What you have to do >>
Go through the material below and copy each line where the word "axis" appears.
[Begin]
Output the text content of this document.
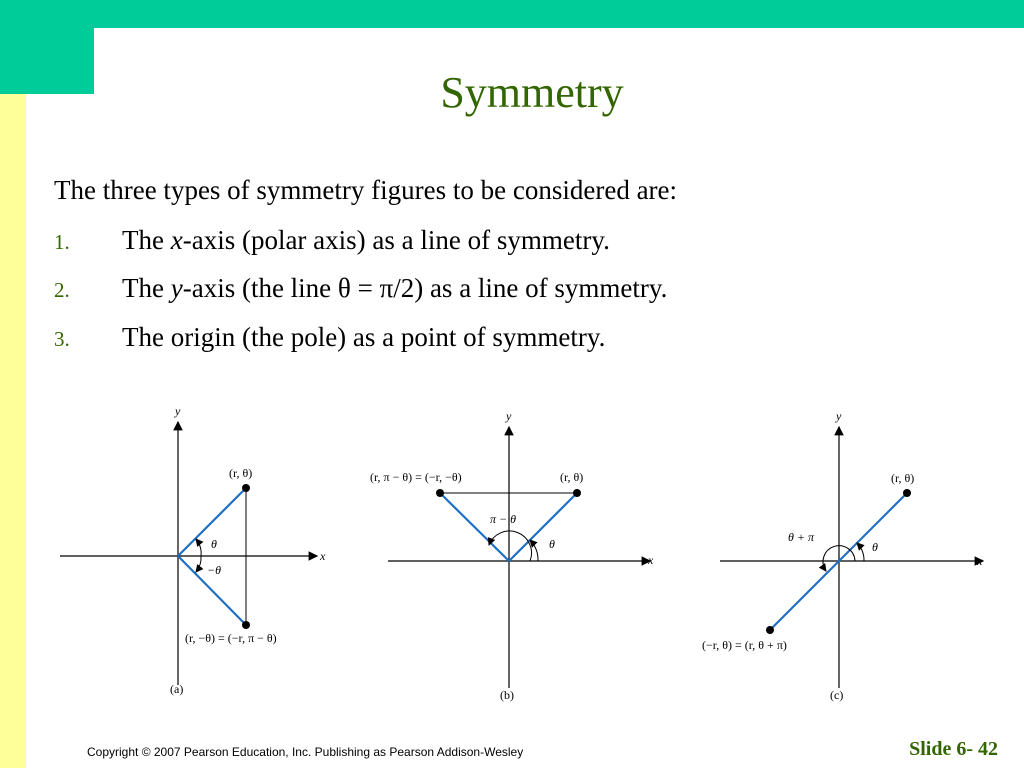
Symmetry
The three types of symmetry figures to be considered are:
1. The x-axis (polar axis) as a line of symmetry.
2. The y-axis (the line θ = π/2) as a line of symmetry.
3. The origin (the pole) as a point of symmetry.
x
y
(r, θ)
(r, −θ) = (−r, π − θ)
θ
−θ
(a)
x
y
(r, π − θ) = (−r, −θ)	(r, θ)
π − θ
θ
(b)
x
y
(r, θ)
(−r, θ) = (r, θ + π)
θ + π
θ
(c)
Copyright © 2007 Pearson Education, Inc. Publishing as Pearson Addison-Wesley	Slide 6- 42
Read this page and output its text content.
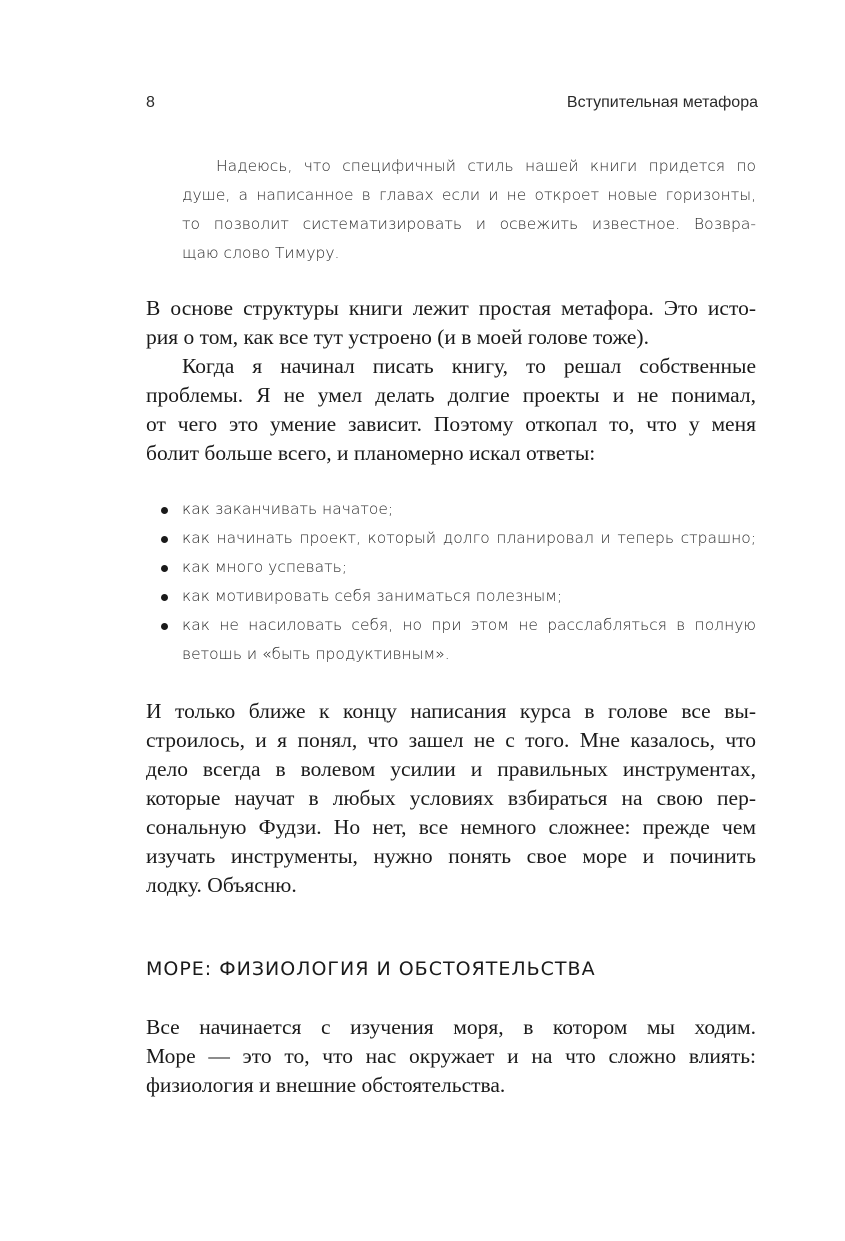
8	Вступительная метафора
Надеюсь, что специфичный стиль нашей книги придется по
душе, а написанное в главах если и не откроет новые горизонты,
то позволит систематизировать и освежить известное. Возвра-
щаю слово Тимуру.
В основе структуры книги лежит простая метафора. Это исто-
рия о том, как все тут устроено (и в моей голове тоже).
Когда я начинал писать книгу, то решал собственные
проблемы. Я не умел делать долгие проекты и не понимал,
от чего это умение зависит. Поэтому откопал то, что у меня
болит больше всего, и планомерно искал ответы:
как заканчивать начатое;
как начинать проект, который долго планировал и теперь страшно;
как много успевать;
как мотивировать себя заниматься полезным;
как не насиловать себя, но при этом не расслабляться в полную
ветошь и «быть продуктивным».
И только ближе к концу написания курса в голове все вы-
строилось, и я понял, что зашел не с того. Мне казалось, что
дело всегда в волевом усилии и правильных инструментах,
которые научат в любых условиях взбираться на свою пер-
сональную Фудзи. Но нет, все немного сложнее: прежде чем
изучать инструменты, нужно понять свое море и починить
лодку. Объясню.
МОРЕ: ФИЗИОЛОГИЯ И ОБСТОЯТЕЛЬСТВА
Все начинается с изучения моря, в котором мы ходим.
Море — это то, что нас окружает и на что сложно влиять:
физиология и внешние обстоятельства.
[End]
Exercise response >>
1. The x-axis (polar axis) as a line of symmetry.
2. The y-axis (the line θ = π/2) as a line of symmetry.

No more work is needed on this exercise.